Data provided.
● ● ● ● ● ● ●

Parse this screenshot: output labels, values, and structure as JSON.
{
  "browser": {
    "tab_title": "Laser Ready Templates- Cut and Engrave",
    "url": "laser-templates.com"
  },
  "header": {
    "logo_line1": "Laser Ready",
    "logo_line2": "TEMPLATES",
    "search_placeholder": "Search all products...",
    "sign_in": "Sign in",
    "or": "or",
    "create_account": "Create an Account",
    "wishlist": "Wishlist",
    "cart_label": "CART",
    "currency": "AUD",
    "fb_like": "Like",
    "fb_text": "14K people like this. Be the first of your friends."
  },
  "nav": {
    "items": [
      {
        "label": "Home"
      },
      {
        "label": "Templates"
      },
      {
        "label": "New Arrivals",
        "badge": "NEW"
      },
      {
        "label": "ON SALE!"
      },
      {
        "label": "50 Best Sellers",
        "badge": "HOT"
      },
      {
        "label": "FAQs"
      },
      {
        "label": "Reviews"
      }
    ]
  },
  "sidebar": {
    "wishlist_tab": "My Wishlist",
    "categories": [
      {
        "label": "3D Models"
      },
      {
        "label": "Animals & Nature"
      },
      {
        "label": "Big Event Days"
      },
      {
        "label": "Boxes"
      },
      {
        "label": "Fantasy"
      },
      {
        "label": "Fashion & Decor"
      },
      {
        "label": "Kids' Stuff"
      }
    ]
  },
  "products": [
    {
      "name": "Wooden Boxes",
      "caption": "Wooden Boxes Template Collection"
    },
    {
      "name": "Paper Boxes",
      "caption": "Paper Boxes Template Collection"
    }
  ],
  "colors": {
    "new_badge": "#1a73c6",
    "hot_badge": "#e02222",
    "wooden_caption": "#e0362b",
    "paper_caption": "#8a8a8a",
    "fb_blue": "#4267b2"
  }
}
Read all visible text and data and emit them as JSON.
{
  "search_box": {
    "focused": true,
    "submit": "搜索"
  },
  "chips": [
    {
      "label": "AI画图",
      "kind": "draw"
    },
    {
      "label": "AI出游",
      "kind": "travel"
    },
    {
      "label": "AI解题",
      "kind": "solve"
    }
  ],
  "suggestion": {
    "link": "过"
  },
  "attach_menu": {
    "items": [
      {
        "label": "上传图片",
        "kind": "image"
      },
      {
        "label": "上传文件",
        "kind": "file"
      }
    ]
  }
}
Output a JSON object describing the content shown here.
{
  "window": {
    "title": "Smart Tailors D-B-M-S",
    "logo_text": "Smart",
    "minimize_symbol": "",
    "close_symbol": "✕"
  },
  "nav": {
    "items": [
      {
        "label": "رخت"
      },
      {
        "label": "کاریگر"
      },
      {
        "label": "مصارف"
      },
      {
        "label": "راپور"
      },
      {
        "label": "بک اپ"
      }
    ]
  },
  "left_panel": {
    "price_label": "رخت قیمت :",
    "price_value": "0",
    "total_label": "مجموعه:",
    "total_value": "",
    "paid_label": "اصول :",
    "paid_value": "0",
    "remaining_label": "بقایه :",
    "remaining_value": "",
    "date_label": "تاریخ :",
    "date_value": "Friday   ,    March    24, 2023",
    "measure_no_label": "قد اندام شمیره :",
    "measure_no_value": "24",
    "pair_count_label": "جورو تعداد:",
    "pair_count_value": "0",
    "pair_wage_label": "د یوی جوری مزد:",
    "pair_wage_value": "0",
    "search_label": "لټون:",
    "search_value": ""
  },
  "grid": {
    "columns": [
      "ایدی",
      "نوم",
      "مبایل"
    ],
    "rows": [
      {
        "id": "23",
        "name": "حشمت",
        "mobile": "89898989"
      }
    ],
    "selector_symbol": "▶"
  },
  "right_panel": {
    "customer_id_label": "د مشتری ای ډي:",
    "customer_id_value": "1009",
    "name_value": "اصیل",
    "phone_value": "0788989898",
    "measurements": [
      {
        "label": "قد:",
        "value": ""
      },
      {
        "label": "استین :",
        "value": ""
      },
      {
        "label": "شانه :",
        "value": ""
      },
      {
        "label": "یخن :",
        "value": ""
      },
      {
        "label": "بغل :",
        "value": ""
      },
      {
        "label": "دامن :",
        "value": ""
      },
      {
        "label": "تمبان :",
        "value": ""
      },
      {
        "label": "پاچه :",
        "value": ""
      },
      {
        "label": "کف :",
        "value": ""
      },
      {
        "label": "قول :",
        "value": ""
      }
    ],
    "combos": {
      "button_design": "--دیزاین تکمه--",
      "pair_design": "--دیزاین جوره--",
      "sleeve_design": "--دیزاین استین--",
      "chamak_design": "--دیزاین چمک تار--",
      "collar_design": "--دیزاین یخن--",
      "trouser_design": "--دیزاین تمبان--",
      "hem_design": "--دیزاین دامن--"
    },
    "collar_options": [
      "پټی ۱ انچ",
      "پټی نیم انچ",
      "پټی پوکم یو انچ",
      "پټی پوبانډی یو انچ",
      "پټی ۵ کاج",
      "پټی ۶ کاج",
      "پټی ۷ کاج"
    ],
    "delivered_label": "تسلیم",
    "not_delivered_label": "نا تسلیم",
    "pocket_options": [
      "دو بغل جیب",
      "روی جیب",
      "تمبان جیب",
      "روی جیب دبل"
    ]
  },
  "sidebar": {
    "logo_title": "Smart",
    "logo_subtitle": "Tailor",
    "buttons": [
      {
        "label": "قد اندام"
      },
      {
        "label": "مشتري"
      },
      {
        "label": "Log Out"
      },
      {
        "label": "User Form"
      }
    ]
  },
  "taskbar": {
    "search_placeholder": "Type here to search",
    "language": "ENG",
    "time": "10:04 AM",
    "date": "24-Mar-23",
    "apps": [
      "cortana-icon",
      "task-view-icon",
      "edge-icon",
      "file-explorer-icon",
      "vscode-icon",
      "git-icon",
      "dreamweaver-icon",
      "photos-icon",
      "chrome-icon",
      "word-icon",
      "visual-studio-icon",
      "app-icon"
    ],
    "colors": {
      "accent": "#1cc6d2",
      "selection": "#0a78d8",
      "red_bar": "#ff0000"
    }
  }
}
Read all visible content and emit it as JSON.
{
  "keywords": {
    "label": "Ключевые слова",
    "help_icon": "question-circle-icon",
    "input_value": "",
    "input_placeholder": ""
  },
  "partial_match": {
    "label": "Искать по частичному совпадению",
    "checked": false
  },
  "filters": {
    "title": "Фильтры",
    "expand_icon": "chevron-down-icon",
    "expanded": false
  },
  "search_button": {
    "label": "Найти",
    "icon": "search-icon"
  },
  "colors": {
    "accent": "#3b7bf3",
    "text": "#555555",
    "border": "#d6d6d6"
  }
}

● ● ● ● ● ● ●

Problem statement. Pull out all lines from the listing that contain the string "Ready".

Result below.
    "tab_title": "Laser Ready Templates- Cut and Engrave",
    "logo_line1": "Laser Ready",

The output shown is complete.